[START OF Input rows]

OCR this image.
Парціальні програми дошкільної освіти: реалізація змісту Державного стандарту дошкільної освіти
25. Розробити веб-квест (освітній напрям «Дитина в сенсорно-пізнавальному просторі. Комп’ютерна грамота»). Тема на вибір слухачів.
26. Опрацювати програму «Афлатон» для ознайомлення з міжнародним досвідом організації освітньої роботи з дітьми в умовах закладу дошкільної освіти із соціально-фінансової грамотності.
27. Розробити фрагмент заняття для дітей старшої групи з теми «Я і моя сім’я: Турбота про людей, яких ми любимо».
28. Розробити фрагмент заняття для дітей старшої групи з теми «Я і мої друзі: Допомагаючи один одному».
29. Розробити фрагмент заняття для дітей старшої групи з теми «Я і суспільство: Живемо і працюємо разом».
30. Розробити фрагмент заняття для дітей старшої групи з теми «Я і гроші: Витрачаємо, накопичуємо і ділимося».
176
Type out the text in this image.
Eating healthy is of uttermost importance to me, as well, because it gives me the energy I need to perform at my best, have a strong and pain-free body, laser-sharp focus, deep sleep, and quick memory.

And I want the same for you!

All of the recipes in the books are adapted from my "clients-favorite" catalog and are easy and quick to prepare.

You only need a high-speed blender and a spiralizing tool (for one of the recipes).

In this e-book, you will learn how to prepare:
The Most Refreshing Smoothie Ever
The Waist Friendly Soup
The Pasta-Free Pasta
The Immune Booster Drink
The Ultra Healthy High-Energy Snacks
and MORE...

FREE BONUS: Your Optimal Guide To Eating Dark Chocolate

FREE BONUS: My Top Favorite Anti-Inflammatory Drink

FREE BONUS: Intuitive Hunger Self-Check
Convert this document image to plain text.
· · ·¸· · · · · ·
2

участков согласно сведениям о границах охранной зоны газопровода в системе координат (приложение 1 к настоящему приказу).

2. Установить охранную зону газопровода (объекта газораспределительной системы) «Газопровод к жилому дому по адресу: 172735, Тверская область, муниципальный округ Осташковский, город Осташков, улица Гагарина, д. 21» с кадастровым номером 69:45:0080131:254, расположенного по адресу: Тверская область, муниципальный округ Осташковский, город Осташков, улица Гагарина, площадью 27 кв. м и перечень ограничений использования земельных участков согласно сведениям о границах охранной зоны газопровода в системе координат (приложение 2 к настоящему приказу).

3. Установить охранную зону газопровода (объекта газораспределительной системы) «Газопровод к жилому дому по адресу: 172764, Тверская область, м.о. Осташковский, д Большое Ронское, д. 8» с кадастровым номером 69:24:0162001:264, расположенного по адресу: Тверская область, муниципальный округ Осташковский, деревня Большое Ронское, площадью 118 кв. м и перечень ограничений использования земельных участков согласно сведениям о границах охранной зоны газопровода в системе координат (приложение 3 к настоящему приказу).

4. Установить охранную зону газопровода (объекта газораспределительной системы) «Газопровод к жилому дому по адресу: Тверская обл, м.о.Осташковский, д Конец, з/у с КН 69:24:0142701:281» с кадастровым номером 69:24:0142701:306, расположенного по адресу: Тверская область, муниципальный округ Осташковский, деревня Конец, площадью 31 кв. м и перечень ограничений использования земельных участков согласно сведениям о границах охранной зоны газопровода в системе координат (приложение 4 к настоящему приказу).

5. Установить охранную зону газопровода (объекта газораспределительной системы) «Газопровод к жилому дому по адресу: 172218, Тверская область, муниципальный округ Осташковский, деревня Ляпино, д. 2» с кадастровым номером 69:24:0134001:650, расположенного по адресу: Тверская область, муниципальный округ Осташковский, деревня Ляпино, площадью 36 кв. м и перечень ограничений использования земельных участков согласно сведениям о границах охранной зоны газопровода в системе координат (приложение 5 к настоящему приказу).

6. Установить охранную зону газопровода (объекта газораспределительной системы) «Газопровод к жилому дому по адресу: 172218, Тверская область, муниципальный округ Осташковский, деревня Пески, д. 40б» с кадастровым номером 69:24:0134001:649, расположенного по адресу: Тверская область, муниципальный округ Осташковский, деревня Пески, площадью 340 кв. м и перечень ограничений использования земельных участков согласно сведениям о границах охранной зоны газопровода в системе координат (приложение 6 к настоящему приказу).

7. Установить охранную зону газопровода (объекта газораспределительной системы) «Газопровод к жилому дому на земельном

[END OF Input rows]

> Task brief:
Copy every line of the data that holds the string "старшої".

> Output:
27. Розробити фрагмент заняття для дітей старшої групи з теми «Я і моя сім’я: Турбота про людей, яких ми любимо».
28. Розробити фрагмент заняття для дітей старшої групи з теми «Я і мої друзі: Допомагаючи один одному».
29. Розробити фрагмент заняття для дітей старшої групи з теми «Я і суспільство: Живемо і працюємо разом».
30. Розробити фрагмент заняття для дітей старшої групи з теми «Я і гроші: Витрачаємо, накопичуємо і ділимося».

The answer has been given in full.